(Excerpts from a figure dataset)
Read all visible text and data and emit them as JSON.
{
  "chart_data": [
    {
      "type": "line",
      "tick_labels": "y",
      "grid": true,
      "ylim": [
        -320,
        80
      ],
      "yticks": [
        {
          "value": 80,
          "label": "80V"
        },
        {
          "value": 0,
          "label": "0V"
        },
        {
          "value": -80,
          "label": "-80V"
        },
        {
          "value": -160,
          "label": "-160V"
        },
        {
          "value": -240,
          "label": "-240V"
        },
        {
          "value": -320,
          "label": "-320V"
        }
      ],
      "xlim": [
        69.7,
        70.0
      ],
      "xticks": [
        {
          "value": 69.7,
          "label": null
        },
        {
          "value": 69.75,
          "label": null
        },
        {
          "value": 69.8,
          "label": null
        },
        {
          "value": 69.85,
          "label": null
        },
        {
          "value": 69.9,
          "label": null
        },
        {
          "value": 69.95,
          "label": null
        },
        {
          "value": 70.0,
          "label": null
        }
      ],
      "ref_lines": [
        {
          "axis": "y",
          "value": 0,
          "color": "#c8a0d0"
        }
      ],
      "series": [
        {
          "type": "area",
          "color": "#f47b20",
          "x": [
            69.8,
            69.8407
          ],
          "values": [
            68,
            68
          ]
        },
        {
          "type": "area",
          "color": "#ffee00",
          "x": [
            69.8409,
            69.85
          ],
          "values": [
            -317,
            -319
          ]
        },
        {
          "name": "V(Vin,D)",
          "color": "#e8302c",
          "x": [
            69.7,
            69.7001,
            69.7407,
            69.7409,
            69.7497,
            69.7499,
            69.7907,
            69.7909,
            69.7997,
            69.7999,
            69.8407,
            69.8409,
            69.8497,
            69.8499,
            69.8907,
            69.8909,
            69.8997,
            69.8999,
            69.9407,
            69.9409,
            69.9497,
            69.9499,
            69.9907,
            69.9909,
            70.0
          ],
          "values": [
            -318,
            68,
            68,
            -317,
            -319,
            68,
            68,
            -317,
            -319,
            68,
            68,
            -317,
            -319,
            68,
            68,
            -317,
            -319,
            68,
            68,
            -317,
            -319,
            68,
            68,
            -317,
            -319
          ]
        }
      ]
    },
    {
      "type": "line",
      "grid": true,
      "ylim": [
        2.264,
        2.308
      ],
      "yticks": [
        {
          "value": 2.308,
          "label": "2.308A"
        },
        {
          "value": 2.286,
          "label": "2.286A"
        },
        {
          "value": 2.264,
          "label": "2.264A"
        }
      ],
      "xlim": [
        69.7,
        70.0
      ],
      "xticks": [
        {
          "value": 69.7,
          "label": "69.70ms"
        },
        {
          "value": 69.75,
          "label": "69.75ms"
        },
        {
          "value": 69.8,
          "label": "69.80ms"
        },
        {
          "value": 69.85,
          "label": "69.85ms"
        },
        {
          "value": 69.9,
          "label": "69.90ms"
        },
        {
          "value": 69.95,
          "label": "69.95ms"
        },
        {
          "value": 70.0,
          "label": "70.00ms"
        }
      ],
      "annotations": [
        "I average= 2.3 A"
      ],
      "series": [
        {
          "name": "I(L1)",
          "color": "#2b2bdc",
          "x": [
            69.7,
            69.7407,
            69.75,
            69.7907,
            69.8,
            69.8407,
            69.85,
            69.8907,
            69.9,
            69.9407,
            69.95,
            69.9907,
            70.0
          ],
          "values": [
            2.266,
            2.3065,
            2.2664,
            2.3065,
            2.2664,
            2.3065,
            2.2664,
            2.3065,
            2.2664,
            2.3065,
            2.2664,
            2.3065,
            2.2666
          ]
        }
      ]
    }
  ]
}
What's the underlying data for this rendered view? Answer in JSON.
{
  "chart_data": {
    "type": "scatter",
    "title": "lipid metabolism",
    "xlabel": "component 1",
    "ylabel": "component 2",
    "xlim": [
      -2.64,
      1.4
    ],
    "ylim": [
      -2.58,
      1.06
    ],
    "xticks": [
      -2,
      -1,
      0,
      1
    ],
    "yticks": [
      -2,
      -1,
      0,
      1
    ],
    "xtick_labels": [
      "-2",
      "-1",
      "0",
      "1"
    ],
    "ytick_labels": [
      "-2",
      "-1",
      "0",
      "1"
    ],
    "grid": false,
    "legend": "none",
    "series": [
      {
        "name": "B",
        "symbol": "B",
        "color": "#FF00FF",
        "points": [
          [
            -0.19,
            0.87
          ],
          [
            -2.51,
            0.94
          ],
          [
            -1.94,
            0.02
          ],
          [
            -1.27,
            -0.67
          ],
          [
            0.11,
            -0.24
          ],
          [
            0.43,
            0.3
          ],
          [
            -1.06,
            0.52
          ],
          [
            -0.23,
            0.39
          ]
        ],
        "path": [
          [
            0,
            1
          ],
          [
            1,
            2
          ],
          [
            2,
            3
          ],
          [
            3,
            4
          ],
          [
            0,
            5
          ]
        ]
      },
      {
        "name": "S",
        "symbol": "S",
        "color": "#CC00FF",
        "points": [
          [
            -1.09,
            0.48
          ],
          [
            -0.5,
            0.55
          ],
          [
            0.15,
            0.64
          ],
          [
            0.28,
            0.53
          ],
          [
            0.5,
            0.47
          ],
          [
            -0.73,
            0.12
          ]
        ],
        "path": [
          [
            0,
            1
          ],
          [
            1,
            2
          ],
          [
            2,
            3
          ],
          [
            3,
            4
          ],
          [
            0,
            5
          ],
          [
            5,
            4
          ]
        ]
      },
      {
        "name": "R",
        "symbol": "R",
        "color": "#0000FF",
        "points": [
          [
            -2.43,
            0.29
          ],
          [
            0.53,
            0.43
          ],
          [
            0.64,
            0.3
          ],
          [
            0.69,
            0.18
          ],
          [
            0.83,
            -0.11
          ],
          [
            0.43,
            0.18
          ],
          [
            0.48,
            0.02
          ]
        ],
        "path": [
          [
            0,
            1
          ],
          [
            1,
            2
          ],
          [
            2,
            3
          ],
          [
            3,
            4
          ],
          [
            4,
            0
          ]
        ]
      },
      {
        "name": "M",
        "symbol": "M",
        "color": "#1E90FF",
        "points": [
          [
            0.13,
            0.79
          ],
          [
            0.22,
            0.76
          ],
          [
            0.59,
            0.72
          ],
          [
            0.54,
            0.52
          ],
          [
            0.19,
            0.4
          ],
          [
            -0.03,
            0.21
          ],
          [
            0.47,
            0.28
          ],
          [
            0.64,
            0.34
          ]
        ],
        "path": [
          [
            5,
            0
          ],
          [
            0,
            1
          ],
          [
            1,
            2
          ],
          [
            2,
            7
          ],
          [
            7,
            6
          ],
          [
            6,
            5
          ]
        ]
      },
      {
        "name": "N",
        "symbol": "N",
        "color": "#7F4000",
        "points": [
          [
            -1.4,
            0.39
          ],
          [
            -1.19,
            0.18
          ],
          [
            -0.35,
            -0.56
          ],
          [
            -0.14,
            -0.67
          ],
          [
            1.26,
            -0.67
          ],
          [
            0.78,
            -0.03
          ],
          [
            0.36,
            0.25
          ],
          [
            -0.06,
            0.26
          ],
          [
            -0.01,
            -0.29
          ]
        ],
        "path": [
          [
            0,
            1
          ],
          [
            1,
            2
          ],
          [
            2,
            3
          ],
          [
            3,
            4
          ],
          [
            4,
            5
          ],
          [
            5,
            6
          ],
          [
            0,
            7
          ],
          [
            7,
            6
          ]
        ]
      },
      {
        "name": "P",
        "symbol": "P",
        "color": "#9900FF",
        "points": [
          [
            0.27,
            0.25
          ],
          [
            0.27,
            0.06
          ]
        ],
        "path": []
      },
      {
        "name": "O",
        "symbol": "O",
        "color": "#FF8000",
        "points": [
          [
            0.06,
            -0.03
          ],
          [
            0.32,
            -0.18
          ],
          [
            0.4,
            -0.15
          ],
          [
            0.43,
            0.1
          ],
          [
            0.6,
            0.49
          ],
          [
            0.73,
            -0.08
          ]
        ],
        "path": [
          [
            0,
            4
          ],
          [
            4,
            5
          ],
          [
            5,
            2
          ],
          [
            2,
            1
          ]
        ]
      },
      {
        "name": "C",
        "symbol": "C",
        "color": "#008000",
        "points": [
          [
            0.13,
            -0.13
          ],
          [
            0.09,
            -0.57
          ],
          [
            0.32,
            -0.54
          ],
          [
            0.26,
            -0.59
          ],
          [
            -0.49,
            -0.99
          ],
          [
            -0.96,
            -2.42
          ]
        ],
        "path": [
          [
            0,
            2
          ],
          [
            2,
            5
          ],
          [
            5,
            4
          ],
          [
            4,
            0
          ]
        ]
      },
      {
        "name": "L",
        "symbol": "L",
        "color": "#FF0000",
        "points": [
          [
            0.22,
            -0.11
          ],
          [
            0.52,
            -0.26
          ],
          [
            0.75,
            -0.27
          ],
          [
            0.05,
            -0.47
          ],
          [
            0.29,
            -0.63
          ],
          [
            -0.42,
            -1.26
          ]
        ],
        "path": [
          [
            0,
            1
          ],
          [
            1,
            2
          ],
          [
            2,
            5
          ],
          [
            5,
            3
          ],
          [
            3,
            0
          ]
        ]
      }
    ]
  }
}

• _Exercise prompt_
Pick out the lines containing the string "component" and show them.

• _Result for this exercise_
    "xlabel": "component 1",
    "ylabel": "component 2",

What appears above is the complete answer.